Chart and figure data
═══
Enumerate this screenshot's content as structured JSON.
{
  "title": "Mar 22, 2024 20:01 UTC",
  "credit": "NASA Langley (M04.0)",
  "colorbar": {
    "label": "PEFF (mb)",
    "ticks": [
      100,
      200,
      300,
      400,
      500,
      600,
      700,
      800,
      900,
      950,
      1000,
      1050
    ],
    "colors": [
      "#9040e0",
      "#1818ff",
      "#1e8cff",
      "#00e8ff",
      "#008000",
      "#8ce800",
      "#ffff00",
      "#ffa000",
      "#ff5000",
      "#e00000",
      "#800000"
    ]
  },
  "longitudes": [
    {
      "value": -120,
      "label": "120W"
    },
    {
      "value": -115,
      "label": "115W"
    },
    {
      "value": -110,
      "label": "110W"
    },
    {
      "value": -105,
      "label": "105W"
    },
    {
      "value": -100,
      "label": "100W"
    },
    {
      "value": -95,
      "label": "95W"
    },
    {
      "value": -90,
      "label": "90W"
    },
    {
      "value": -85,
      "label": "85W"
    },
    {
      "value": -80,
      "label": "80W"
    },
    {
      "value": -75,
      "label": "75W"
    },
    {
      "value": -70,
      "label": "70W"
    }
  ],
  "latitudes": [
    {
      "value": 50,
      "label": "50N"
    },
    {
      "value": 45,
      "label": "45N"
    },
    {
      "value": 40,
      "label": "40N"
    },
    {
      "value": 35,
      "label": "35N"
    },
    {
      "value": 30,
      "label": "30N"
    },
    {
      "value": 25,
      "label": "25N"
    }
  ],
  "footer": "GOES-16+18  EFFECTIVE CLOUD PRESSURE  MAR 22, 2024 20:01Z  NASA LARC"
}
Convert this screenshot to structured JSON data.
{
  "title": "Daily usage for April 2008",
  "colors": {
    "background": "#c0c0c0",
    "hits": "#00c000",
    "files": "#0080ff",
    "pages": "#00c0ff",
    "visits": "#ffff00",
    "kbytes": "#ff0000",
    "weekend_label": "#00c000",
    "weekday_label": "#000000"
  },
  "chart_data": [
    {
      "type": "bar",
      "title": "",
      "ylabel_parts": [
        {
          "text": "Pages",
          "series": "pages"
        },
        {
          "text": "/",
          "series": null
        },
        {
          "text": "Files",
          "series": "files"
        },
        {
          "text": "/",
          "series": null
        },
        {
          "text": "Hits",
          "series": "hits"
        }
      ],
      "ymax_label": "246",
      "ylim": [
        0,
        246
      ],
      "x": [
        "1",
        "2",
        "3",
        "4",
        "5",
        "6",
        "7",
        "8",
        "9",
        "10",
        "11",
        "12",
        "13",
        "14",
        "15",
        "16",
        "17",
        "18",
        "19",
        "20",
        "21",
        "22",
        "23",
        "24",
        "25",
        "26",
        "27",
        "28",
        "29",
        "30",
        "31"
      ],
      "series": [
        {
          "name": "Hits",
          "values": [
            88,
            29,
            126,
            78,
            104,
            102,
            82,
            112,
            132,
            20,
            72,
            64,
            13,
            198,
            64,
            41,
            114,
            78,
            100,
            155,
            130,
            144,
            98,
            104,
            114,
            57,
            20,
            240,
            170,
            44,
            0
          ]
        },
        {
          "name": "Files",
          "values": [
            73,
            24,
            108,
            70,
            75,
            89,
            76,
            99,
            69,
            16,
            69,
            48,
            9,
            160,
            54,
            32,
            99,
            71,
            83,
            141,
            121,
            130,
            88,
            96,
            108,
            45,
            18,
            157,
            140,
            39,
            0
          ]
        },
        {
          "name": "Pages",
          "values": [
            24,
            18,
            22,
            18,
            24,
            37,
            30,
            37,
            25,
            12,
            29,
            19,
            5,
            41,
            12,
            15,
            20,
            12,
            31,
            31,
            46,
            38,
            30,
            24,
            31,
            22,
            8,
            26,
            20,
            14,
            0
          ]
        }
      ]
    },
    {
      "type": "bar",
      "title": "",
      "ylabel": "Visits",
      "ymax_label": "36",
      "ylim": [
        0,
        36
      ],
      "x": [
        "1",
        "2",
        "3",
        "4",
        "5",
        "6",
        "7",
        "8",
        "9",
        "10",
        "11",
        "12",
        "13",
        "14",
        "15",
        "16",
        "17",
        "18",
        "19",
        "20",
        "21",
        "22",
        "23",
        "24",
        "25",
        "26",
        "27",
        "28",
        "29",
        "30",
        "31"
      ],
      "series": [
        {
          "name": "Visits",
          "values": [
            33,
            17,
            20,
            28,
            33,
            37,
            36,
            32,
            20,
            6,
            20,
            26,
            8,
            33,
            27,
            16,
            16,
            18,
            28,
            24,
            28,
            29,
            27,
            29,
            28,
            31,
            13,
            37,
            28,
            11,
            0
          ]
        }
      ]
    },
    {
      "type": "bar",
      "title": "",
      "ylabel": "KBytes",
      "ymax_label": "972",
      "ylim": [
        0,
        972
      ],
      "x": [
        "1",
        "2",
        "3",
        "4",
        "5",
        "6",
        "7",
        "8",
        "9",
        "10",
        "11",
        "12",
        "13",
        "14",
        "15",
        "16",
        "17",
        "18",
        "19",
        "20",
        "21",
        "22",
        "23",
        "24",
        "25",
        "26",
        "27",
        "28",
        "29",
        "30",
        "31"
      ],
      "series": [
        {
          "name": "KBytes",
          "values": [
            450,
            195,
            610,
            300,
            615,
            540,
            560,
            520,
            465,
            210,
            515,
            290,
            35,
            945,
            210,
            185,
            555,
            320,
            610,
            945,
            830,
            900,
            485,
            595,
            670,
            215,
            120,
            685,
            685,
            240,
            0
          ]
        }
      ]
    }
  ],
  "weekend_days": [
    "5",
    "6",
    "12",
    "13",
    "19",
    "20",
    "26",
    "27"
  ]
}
═══
Retype the whole listing above exactly.

Answer to this task
Enumerate this screenshot's content as structured JSON.
{
  "title": "Mar 22, 2024 20:01 UTC",
  "credit": "NASA Langley (M04.0)",
  "colorbar": {
    "label": "PEFF (mb)",
    "ticks": [
      100,
      200,
      300,
      400,
      500,
      600,
      700,
      800,
      900,
      950,
      1000,
      1050
    ],
    "colors": [
      "#9040e0",
      "#1818ff",
      "#1e8cff",
      "#00e8ff",
      "#008000",
      "#8ce800",
      "#ffff00",
      "#ffa000",
      "#ff5000",
      "#e00000",
      "#800000"
    ]
  },
  "longitudes": [
    {
      "value": -120,
      "label": "120W"
    },
    {
      "value": -115,
      "label": "115W"
    },
    {
      "value": -110,
      "label": "110W"
    },
    {
      "value": -105,
      "label": "105W"
    },
    {
      "value": -100,
      "label": "100W"
    },
    {
      "value": -95,
      "label": "95W"
    },
    {
      "value": -90,
      "label": "90W"
    },
    {
      "value": -85,
      "label": "85W"
    },
    {
      "value": -80,
      "label": "80W"
    },
    {
      "value": -75,
      "label": "75W"
    },
    {
      "value": -70,
      "label": "70W"
    }
  ],
  "latitudes": [
    {
      "value": 50,
      "label": "50N"
    },
    {
      "value": 45,
      "label": "45N"
    },
    {
      "value": 40,
      "label": "40N"
    },
    {
      "value": 35,
      "label": "35N"
    },
    {
      "value": 30,
      "label": "30N"
    },
    {
      "value": 25,
      "label": "25N"
    }
  ],
  "footer": "GOES-16+18  EFFECTIVE CLOUD PRESSURE  MAR 22, 2024 20:01Z  NASA LARC"
}
Convert this screenshot to structured JSON data.
{
  "title": "Daily usage for April 2008",
  "colors": {
    "background": "#c0c0c0",
    "hits": "#00c000",
    "files": "#0080ff",
    "pages": "#00c0ff",
    "visits": "#ffff00",
    "kbytes": "#ff0000",
    "weekend_label": "#00c000",
    "weekday_label": "#000000"
  },
  "chart_data": [
    {
      "type": "bar",
      "title": "",
      "ylabel_parts": [
        {
          "text": "Pages",
          "series": "pages"
        },
        {
          "text": "/",
          "series": null
        },
        {
          "text": "Files",
          "series": "files"
        },
        {
          "text": "/",
          "series": null
        },
        {
          "text": "Hits",
          "series": "hits"
        }
      ],
      "ymax_label": "246",
      "ylim": [
        0,
        246
      ],
      "x": [
        "1",
        "2",
        "3",
        "4",
        "5",
        "6",
        "7",
        "8",
        "9",
        "10",
        "11",
        "12",
        "13",
        "14",
        "15",
        "16",
        "17",
        "18",
        "19",
        "20",
        "21",
        "22",
        "23",
        "24",
        "25",
        "26",
        "27",
        "28",
        "29",
        "30",
        "31"
      ],
      "series": [
        {
          "name": "Hits",
          "values": [
            88,
            29,
            126,
            78,
            104,
            102,
            82,
            112,
            132,
            20,
            72,
            64,
            13,
            198,
            64,
            41,
            114,
            78,
            100,
            155,
            130,
            144,
            98,
            104,
            114,
            57,
            20,
            240,
            170,
            44,
            0
          ]
        },
        {
          "name": "Files",
          "values": [
            73,
            24,
            108,
            70,
            75,
            89,
            76,
            99,
            69,
            16,
            69,
            48,
            9,
            160,
            54,
            32,
            99,
            71,
            83,
            141,
            121,
            130,
            88,
            96,
            108,
            45,
            18,
            157,
            140,
            39,
            0
          ]
        },
        {
          "name": "Pages",
          "values": [
            24,
            18,
            22,
            18,
            24,
            37,
            30,
            37,
            25,
            12,
            29,
            19,
            5,
            41,
            12,
            15,
            20,
            12,
            31,
            31,
            46,
            38,
            30,
            24,
            31,
            22,
            8,
            26,
            20,
            14,
            0
          ]
        }
      ]
    },
    {
      "type": "bar",
      "title": "",
      "ylabel": "Visits",
      "ymax_label": "36",
      "ylim": [
        0,
        36
      ],
      "x": [
        "1",
        "2",
        "3",
        "4",
        "5",
        "6",
        "7",
        "8",
        "9",
        "10",
        "11",
        "12",
        "13",
        "14",
        "15",
        "16",
        "17",
        "18",
        "19",
        "20",
        "21",
        "22",
        "23",
        "24",
        "25",
        "26",
        "27",
        "28",
        "29",
        "30",
        "31"
      ],
      "series": [
        {
          "name": "Visits",
          "values": [
            33,
            17,
            20,
            28,
            33,
            37,
            36,
            32,
            20,
            6,
            20,
            26,
            8,
            33,
            27,
            16,
            16,
            18,
            28,
            24,
            28,
            29,
            27,
            29,
            28,
            31,
            13,
            37,
            28,
            11,
            0
          ]
        }
      ]
    },
    {
      "type": "bar",
      "title": "",
      "ylabel": "KBytes",
      "ymax_label": "972",
      "ylim": [
        0,
        972
      ],
      "x": [
        "1",
        "2",
        "3",
        "4",
        "5",
        "6",
        "7",
        "8",
        "9",
        "10",
        "11",
        "12",
        "13",
        "14",
        "15",
        "16",
        "17",
        "18",
        "19",
        "20",
        "21",
        "22",
        "23",
        "24",
        "25",
        "26",
        "27",
        "28",
        "29",
        "30",
        "31"
      ],
      "series": [
        {
          "name": "KBytes",
          "values": [
            450,
            195,
            610,
            300,
            615,
            540,
            560,
            520,
            465,
            210,
            515,
            290,
            35,
            945,
            210,
            185,
            555,
            320,
            610,
            945,
            830,
            900,
            485,
            595,
            670,
            215,
            120,
            685,
            685,
            240,
            0
          ]
        }
      ]
    }
  ],
  "weekend_days": [
    "5",
    "6",
    "12",
    "13",
    "19",
    "20",
    "26",
    "27"
  ]
}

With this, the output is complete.